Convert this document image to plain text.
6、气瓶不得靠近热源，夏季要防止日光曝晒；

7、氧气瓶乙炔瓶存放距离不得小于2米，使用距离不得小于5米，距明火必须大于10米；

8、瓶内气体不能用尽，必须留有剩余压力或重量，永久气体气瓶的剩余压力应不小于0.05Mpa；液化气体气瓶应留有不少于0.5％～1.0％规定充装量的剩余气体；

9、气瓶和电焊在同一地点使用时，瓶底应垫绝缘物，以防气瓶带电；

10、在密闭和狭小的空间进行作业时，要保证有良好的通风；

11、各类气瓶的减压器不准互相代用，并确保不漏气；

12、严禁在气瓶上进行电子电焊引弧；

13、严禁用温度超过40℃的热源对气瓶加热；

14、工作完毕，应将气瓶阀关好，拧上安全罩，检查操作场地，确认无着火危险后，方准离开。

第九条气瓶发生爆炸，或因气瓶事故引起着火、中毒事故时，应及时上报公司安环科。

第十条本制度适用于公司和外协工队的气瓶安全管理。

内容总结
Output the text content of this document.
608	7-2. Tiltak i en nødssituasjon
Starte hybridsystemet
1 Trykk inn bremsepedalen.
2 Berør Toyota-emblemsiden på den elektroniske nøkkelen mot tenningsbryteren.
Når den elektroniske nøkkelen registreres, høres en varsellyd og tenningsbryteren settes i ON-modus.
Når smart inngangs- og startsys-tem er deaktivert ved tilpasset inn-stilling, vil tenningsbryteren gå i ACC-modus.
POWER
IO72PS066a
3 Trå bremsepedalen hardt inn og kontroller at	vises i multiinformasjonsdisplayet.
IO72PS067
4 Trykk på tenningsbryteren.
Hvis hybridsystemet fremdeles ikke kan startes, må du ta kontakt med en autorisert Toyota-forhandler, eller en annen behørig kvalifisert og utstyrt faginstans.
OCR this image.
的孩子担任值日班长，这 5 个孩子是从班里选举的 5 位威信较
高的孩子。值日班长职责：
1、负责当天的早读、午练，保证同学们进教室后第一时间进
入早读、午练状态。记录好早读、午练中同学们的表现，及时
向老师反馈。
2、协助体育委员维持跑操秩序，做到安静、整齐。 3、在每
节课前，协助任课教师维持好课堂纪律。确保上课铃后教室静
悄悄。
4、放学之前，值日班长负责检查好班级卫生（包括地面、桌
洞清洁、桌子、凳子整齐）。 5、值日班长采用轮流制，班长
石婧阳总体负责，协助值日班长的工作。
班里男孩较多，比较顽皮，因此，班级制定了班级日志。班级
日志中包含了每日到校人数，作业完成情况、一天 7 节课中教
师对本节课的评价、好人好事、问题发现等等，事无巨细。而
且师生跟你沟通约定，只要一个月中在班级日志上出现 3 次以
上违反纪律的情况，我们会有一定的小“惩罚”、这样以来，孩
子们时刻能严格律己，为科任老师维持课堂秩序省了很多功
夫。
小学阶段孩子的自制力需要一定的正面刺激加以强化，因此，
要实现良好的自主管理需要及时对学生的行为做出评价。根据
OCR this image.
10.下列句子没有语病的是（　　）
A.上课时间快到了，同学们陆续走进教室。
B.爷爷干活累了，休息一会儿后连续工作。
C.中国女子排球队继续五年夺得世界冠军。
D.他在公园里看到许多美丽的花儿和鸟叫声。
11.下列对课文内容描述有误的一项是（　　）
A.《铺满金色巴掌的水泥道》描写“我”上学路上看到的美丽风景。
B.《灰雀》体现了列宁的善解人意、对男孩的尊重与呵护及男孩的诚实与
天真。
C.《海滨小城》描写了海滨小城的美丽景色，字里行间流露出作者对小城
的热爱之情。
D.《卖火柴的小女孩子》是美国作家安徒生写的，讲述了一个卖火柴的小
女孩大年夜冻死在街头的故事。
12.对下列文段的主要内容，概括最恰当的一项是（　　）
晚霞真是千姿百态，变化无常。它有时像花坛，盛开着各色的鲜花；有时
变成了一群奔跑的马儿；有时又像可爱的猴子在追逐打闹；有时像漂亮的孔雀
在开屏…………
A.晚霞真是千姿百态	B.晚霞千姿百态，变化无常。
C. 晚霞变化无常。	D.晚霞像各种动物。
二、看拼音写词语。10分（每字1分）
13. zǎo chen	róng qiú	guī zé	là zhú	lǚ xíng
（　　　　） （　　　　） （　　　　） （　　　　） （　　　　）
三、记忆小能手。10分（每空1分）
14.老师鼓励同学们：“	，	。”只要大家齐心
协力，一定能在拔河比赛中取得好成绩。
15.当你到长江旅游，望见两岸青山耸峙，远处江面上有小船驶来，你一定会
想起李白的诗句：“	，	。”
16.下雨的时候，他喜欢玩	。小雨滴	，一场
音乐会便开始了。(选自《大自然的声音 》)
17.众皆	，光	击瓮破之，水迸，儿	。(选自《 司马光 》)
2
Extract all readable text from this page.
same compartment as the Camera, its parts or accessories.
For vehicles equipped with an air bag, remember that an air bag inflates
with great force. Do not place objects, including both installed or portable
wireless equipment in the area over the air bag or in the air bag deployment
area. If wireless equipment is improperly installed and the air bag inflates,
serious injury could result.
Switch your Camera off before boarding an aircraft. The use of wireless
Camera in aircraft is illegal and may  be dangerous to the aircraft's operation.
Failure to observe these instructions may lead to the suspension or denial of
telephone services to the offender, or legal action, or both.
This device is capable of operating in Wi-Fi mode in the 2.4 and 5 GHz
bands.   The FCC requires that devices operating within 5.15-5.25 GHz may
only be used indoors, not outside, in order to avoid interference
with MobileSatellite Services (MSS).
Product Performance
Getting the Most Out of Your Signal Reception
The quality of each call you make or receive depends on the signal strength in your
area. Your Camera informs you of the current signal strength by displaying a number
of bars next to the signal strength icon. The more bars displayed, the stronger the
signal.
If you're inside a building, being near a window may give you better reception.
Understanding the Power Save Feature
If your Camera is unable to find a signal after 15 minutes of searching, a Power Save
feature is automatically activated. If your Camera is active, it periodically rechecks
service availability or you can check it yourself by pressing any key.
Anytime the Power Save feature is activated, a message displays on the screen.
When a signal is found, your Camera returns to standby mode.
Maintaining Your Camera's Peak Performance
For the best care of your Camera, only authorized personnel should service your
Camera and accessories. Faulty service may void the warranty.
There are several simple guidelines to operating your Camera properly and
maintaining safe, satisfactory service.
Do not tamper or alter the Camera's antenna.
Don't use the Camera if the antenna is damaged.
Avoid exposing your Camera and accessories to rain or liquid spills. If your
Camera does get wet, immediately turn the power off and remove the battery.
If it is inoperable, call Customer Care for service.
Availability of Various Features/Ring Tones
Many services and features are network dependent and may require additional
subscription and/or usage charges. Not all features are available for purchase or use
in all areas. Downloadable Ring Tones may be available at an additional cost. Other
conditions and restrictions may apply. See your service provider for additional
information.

*REQUEST*. Copy each line of the listing that holds the word "aircraft".

*EXERCISE RESULT*.
Switch your Camera off before boarding an aircraft. The use of wireless
Camera in aircraft is illegal and may  be dangerous to the aircraft's operation.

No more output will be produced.